§ **Task directions**: Word for word, restate every line of the listing that follows.

(Stored items)
________
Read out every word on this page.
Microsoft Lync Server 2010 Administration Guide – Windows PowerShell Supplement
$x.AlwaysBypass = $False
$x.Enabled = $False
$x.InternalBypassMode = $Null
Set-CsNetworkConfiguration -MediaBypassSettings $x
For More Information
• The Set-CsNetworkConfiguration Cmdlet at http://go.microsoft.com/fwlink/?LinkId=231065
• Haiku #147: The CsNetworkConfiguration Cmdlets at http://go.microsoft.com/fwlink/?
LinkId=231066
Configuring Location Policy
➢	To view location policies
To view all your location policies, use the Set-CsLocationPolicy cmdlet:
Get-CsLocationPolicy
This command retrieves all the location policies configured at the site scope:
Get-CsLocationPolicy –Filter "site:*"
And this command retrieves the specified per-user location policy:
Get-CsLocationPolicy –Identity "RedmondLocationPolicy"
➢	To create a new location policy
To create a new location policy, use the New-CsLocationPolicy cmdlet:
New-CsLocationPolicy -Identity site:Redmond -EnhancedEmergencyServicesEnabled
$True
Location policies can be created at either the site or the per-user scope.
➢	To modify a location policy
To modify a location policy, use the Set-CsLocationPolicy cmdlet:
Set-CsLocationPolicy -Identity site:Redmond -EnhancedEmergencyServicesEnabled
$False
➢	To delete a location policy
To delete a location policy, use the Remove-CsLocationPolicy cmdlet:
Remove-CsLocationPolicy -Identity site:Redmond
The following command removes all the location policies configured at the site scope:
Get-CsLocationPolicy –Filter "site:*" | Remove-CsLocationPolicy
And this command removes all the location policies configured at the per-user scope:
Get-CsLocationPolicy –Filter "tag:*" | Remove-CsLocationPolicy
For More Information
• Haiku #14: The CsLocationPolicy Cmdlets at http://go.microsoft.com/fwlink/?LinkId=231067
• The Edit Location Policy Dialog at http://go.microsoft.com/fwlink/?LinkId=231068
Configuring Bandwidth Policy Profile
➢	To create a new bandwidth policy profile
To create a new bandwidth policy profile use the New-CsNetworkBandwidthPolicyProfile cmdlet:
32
________
§ **Answer to this problem**:
Read out every word on this page.
Microsoft Lync Server 2010 Administration Guide – Windows PowerShell Supplement
$x.AlwaysBypass = $False
$x.Enabled = $False
$x.InternalBypassMode = $Null
Set-CsNetworkConfiguration -MediaBypassSettings $x
For More Information
• The Set-CsNetworkConfiguration Cmdlet at http://go.microsoft.com/fwlink/?LinkId=231065
• Haiku #147: The CsNetworkConfiguration Cmdlets at http://go.microsoft.com/fwlink/?
LinkId=231066
Configuring Location Policy
➢	To view location policies
To view all your location policies, use the Set-CsLocationPolicy cmdlet:
Get-CsLocationPolicy
This command retrieves all the location policies configured at the site scope:
Get-CsLocationPolicy –Filter "site:*"
And this command retrieves the specified per-user location policy:
Get-CsLocationPolicy –Identity "RedmondLocationPolicy"
➢	To create a new location policy
To create a new location policy, use the New-CsLocationPolicy cmdlet:
New-CsLocationPolicy -Identity site:Redmond -EnhancedEmergencyServicesEnabled
$True
Location policies can be created at either the site or the per-user scope.
➢	To modify a location policy
To modify a location policy, use the Set-CsLocationPolicy cmdlet:
Set-CsLocationPolicy -Identity site:Redmond -EnhancedEmergencyServicesEnabled
$False
➢	To delete a location policy
To delete a location policy, use the Remove-CsLocationPolicy cmdlet:
Remove-CsLocationPolicy -Identity site:Redmond
The following command removes all the location policies configured at the site scope:
Get-CsLocationPolicy –Filter "site:*" | Remove-CsLocationPolicy
And this command removes all the location policies configured at the per-user scope:
Get-CsLocationPolicy –Filter "tag:*" | Remove-CsLocationPolicy
For More Information
• Haiku #14: The CsLocationPolicy Cmdlets at http://go.microsoft.com/fwlink/?LinkId=231067
• The Edit Location Policy Dialog at http://go.microsoft.com/fwlink/?LinkId=231068
Configuring Bandwidth Policy Profile
➢	To create a new bandwidth policy profile
To create a new bandwidth policy profile use the New-CsNetworkBandwidthPolicyProfile cmdlet:
32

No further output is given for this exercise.